[Data entries]
━━━

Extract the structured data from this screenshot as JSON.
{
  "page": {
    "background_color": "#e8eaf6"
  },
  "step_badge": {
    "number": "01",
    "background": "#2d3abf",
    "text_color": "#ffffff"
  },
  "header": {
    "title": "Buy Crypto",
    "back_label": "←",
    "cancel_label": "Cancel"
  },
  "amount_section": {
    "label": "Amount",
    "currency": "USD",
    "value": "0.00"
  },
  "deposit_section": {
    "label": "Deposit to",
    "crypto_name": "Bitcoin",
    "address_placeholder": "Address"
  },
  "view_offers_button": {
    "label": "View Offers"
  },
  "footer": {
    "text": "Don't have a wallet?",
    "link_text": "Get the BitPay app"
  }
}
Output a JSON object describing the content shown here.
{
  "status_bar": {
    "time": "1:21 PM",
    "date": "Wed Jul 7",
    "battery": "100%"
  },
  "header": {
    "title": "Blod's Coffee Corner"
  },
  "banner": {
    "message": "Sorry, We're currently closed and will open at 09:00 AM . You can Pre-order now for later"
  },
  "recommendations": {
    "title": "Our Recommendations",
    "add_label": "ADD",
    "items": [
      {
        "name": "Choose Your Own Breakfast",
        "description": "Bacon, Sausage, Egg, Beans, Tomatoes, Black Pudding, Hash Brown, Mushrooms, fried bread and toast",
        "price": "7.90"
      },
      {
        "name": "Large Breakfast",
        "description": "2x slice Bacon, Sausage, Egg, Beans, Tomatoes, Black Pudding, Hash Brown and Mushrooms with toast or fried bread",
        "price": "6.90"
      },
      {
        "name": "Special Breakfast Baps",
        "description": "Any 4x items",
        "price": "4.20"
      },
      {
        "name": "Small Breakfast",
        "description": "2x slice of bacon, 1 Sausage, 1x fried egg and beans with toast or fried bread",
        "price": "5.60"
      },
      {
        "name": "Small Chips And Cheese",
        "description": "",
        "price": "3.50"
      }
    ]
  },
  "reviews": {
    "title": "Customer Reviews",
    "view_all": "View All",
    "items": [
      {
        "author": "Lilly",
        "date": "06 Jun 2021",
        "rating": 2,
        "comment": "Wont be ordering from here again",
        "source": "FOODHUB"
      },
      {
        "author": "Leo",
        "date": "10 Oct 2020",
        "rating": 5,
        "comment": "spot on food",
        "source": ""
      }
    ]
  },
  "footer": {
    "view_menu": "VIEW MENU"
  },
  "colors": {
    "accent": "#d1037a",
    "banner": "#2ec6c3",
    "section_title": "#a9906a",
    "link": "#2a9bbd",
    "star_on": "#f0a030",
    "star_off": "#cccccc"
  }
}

━━━

## Given request
Extract each record, keeping it identical to the original.

## Answer below
Extract the structured data from this screenshot as JSON.
{
  "page": {
    "background_color": "#e8eaf6"
  },
  "step_badge": {
    "number": "01",
    "background": "#2d3abf",
    "text_color": "#ffffff"
  },
  "header": {
    "title": "Buy Crypto",
    "back_label": "←",
    "cancel_label": "Cancel"
  },
  "amount_section": {
    "label": "Amount",
    "currency": "USD",
    "value": "0.00"
  },
  "deposit_section": {
    "label": "Deposit to",
    "crypto_name": "Bitcoin",
    "address_placeholder": "Address"
  },
  "view_offers_button": {
    "label": "View Offers"
  },
  "footer": {
    "text": "Don't have a wallet?",
    "link_text": "Get the BitPay app"
  }
}
Output a JSON object describing the content shown here.
{
  "status_bar": {
    "time": "1:21 PM",
    "date": "Wed Jul 7",
    "battery": "100%"
  },
  "header": {
    "title": "Blod's Coffee Corner"
  },
  "banner": {
    "message": "Sorry, We're currently closed and will open at 09:00 AM . You can Pre-order now for later"
  },
  "recommendations": {
    "title": "Our Recommendations",
    "add_label": "ADD",
    "items": [
      {
        "name": "Choose Your Own Breakfast",
        "description": "Bacon, Sausage, Egg, Beans, Tomatoes, Black Pudding, Hash Brown, Mushrooms, fried bread and toast",
        "price": "7.90"
      },
      {
        "name": "Large Breakfast",
        "description": "2x slice Bacon, Sausage, Egg, Beans, Tomatoes, Black Pudding, Hash Brown and Mushrooms with toast or fried bread",
        "price": "6.90"
      },
      {
        "name": "Special Breakfast Baps",
        "description": "Any 4x items",
        "price": "4.20"
      },
      {
        "name": "Small Breakfast",
        "description": "2x slice of bacon, 1 Sausage, 1x fried egg and beans with toast or fried bread",
        "price": "5.60"
      },
      {
        "name": "Small Chips And Cheese",
        "description": "",
        "price": "3.50"
      }
    ]
  },
  "reviews": {
    "title": "Customer Reviews",
    "view_all": "View All",
    "items": [
      {
        "author": "Lilly",
        "date": "06 Jun 2021",
        "rating": 2,
        "comment": "Wont be ordering from here again",
        "source": "FOODHUB"
      },
      {
        "author": "Leo",
        "date": "10 Oct 2020",
        "rating": 5,
        "comment": "spot on food",
        "source": ""
      }
    ]
  },
  "footer": {
    "view_menu": "VIEW MENU"
  },
  "colors": {
    "accent": "#d1037a",
    "banner": "#2ec6c3",
    "section_title": "#a9906a",
    "link": "#2a9bbd",
    "star_on": "#f0a030",
    "star_off": "#cccccc"
  }
}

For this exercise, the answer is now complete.